### Extracted records:
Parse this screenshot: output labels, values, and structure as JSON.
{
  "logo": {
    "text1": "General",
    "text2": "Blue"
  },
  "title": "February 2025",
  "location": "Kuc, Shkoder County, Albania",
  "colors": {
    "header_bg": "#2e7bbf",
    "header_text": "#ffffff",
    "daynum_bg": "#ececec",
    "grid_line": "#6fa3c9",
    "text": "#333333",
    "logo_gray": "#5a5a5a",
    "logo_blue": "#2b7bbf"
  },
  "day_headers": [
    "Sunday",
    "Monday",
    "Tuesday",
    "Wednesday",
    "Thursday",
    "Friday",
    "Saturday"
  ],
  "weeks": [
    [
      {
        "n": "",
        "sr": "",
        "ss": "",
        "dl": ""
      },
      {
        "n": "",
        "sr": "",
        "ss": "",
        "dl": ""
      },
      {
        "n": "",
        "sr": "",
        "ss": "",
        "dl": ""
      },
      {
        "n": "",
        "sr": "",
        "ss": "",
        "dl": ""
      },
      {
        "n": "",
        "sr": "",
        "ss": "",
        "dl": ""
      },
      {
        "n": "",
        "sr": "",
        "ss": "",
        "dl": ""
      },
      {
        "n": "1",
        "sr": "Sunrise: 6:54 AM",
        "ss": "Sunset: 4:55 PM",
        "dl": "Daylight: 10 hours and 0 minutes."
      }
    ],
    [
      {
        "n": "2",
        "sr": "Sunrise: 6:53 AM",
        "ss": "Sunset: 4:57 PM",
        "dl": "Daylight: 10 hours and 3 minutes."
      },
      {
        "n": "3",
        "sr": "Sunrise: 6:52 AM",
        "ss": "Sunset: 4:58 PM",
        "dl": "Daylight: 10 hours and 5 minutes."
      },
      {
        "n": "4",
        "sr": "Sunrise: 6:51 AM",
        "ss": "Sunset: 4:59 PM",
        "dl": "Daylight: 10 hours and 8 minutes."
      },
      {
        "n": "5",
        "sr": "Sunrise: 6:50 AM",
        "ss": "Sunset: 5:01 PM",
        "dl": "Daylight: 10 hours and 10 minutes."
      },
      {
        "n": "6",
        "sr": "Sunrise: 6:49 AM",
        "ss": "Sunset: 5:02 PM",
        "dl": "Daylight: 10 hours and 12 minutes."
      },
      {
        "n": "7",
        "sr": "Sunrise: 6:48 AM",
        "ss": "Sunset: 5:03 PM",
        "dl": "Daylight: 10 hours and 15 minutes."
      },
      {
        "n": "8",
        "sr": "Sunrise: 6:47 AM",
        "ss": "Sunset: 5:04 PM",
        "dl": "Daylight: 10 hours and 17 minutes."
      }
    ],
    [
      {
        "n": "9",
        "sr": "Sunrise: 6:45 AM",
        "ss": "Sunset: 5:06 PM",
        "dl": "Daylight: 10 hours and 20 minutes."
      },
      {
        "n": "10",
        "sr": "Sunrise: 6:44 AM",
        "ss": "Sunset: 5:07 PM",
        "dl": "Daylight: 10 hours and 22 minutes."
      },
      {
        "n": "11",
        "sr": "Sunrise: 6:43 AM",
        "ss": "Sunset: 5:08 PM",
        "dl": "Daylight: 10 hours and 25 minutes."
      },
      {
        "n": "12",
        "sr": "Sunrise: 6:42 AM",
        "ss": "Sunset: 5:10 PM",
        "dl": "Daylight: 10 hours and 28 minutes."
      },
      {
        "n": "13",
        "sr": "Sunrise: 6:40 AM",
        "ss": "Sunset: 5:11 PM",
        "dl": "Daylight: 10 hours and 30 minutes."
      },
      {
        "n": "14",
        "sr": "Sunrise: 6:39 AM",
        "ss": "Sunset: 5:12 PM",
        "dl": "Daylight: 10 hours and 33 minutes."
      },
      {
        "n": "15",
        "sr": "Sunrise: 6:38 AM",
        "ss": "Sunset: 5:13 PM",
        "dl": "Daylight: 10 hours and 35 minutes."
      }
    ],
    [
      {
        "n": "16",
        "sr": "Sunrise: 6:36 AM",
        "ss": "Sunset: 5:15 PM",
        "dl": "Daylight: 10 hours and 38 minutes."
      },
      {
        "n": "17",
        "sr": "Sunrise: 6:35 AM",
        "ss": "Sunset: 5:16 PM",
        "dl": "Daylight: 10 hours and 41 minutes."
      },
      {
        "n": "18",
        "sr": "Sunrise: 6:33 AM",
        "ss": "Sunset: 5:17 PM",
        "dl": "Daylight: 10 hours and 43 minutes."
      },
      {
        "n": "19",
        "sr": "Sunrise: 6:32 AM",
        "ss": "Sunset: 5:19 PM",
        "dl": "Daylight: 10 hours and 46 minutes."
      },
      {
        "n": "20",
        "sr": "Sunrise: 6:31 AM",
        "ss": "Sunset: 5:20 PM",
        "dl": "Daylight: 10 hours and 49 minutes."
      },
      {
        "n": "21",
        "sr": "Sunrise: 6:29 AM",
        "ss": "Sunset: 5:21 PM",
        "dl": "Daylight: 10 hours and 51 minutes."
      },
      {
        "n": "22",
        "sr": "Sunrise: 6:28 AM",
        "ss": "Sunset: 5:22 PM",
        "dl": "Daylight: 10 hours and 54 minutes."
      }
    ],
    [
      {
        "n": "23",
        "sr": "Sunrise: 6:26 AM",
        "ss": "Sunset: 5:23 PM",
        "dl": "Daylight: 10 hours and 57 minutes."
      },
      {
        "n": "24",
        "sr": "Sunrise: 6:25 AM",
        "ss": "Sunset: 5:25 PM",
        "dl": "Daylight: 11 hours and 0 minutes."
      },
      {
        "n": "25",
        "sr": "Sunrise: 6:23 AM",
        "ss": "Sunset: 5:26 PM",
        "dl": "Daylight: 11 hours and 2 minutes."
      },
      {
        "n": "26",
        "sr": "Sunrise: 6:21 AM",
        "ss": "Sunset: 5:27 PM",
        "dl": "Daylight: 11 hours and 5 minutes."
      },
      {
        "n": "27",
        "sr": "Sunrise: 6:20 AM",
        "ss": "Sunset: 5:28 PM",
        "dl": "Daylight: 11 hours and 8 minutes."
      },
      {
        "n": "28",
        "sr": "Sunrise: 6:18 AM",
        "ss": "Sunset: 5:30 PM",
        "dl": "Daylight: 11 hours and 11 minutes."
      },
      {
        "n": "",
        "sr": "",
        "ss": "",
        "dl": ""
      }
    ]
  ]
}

### Aim of the task:
Return all of the data precisely as it appears.

### Expected answer:
Parse this screenshot: output labels, values, and structure as JSON.
{
  "logo": {
    "text1": "General",
    "text2": "Blue"
  },
  "title": "February 2025",
  "location": "Kuc, Shkoder County, Albania",
  "colors": {
    "header_bg": "#2e7bbf",
    "header_text": "#ffffff",
    "daynum_bg": "#ececec",
    "grid_line": "#6fa3c9",
    "text": "#333333",
    "logo_gray": "#5a5a5a",
    "logo_blue": "#2b7bbf"
  },
  "day_headers": [
    "Sunday",
    "Monday",
    "Tuesday",
    "Wednesday",
    "Thursday",
    "Friday",
    "Saturday"
  ],
  "weeks": [
    [
      {
        "n": "",
        "sr": "",
        "ss": "",
        "dl": ""
      },
      {
        "n": "",
        "sr": "",
        "ss": "",
        "dl": ""
      },
      {
        "n": "",
        "sr": "",
        "ss": "",
        "dl": ""
      },
      {
        "n": "",
        "sr": "",
        "ss": "",
        "dl": ""
      },
      {
        "n": "",
        "sr": "",
        "ss": "",
        "dl": ""
      },
      {
        "n": "",
        "sr": "",
        "ss": "",
        "dl": ""
      },
      {
        "n": "1",
        "sr": "Sunrise: 6:54 AM",
        "ss": "Sunset: 4:55 PM",
        "dl": "Daylight: 10 hours and 0 minutes."
      }
    ],
    [
      {
        "n": "2",
        "sr": "Sunrise: 6:53 AM",
        "ss": "Sunset: 4:57 PM",
        "dl": "Daylight: 10 hours and 3 minutes."
      },
      {
        "n": "3",
        "sr": "Sunrise: 6:52 AM",
        "ss": "Sunset: 4:58 PM",
        "dl": "Daylight: 10 hours and 5 minutes."
      },
      {
        "n": "4",
        "sr": "Sunrise: 6:51 AM",
        "ss": "Sunset: 4:59 PM",
        "dl": "Daylight: 10 hours and 8 minutes."
      },
      {
        "n": "5",
        "sr": "Sunrise: 6:50 AM",
        "ss": "Sunset: 5:01 PM",
        "dl": "Daylight: 10 hours and 10 minutes."
      },
      {
        "n": "6",
        "sr": "Sunrise: 6:49 AM",
        "ss": "Sunset: 5:02 PM",
        "dl": "Daylight: 10 hours and 12 minutes."
      },
      {
        "n": "7",
        "sr": "Sunrise: 6:48 AM",
        "ss": "Sunset: 5:03 PM",
        "dl": "Daylight: 10 hours and 15 minutes."
      },
      {
        "n": "8",
        "sr": "Sunrise: 6:47 AM",
        "ss": "Sunset: 5:04 PM",
        "dl": "Daylight: 10 hours and 17 minutes."
      }
    ],
    [
      {
        "n": "9",
        "sr": "Sunrise: 6:45 AM",
        "ss": "Sunset: 5:06 PM",
        "dl": "Daylight: 10 hours and 20 minutes."
      },
      {
        "n": "10",
        "sr": "Sunrise: 6:44 AM",
        "ss": "Sunset: 5:07 PM",
        "dl": "Daylight: 10 hours and 22 minutes."
      },
      {
        "n": "11",
        "sr": "Sunrise: 6:43 AM",
        "ss": "Sunset: 5:08 PM",
        "dl": "Daylight: 10 hours and 25 minutes."
      },
      {
        "n": "12",
        "sr": "Sunrise: 6:42 AM",
        "ss": "Sunset: 5:10 PM",
        "dl": "Daylight: 10 hours and 28 minutes."
      },
      {
        "n": "13",
        "sr": "Sunrise: 6:40 AM",
        "ss": "Sunset: 5:11 PM",
        "dl": "Daylight: 10 hours and 30 minutes."
      },
      {
        "n": "14",
        "sr": "Sunrise: 6:39 AM",
        "ss": "Sunset: 5:12 PM",
        "dl": "Daylight: 10 hours and 33 minutes."
      },
      {
        "n": "15",
        "sr": "Sunrise: 6:38 AM",
        "ss": "Sunset: 5:13 PM",
        "dl": "Daylight: 10 hours and 35 minutes."
      }
    ],
    [
      {
        "n": "16",
        "sr": "Sunrise: 6:36 AM",
        "ss": "Sunset: 5:15 PM",
        "dl": "Daylight: 10 hours and 38 minutes."
      },
      {
        "n": "17",
        "sr": "Sunrise: 6:35 AM",
        "ss": "Sunset: 5:16 PM",
        "dl": "Daylight: 10 hours and 41 minutes."
      },
      {
        "n": "18",
        "sr": "Sunrise: 6:33 AM",
        "ss": "Sunset: 5:17 PM",
        "dl": "Daylight: 10 hours and 43 minutes."
      },
      {
        "n": "19",
        "sr": "Sunrise: 6:32 AM",
        "ss": "Sunset: 5:19 PM",
        "dl": "Daylight: 10 hours and 46 minutes."
      },
      {
        "n": "20",
        "sr": "Sunrise: 6:31 AM",
        "ss": "Sunset: 5:20 PM",
        "dl": "Daylight: 10 hours and 49 minutes."
      },
      {
        "n": "21",
        "sr": "Sunrise: 6:29 AM",
        "ss": "Sunset: 5:21 PM",
        "dl": "Daylight: 10 hours and 51 minutes."
      },
      {
        "n": "22",
        "sr": "Sunrise: 6:28 AM",
        "ss": "Sunset: 5:22 PM",
        "dl": "Daylight: 10 hours and 54 minutes."
      }
    ],
    [
      {
        "n": "23",
        "sr": "Sunrise: 6:26 AM",
        "ss": "Sunset: 5:23 PM",
        "dl": "Daylight: 10 hours and 57 minutes."
      },
      {
        "n": "24",
        "sr": "Sunrise: 6:25 AM",
        "ss": "Sunset: 5:25 PM",
        "dl": "Daylight: 11 hours and 0 minutes."
      },
      {
        "n": "25",
        "sr": "Sunrise: 6:23 AM",
        "ss": "Sunset: 5:26 PM",
        "dl": "Daylight: 11 hours and 2 minutes."
      },
      {
        "n": "26",
        "sr": "Sunrise: 6:21 AM",
        "ss": "Sunset: 5:27 PM",
        "dl": "Daylight: 11 hours and 5 minutes."
      },
      {
        "n": "27",
        "sr": "Sunrise: 6:20 AM",
        "ss": "Sunset: 5:28 PM",
        "dl": "Daylight: 11 hours and 8 minutes."
      },
      {
        "n": "28",
        "sr": "Sunrise: 6:18 AM",
        "ss": "Sunset: 5:30 PM",
        "dl": "Daylight: 11 hours and 11 minutes."
      },
      {
        "n": "",
        "sr": "",
        "ss": "",
        "dl": ""
      }
    ]
  ]
}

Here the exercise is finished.